* Begin Records supplied *
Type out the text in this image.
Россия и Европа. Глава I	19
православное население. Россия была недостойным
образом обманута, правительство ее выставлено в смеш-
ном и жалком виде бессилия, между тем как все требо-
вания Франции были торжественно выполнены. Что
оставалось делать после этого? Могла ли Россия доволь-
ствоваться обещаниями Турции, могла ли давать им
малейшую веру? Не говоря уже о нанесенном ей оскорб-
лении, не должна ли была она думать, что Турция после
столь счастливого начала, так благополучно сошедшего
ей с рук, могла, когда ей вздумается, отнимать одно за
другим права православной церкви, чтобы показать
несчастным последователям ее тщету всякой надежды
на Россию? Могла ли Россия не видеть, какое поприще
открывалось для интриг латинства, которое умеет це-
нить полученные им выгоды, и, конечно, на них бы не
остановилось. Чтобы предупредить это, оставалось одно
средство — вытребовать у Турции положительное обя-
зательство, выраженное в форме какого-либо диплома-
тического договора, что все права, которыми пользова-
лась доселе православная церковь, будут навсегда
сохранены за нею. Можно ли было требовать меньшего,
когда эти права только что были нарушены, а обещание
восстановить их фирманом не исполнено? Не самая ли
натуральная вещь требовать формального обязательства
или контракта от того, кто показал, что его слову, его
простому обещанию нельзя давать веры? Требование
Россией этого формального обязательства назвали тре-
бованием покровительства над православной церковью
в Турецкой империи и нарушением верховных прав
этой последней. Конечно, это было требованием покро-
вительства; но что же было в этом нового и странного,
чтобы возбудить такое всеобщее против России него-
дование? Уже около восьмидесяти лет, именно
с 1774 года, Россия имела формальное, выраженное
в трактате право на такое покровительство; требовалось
* End Records supplied *
Goal of the exercise
From the data, list each line in which the string "обязательства" appears.

Solved problem
натуральная вещь требовать формального обязательства
Россией этого формального обязательства назвали тре-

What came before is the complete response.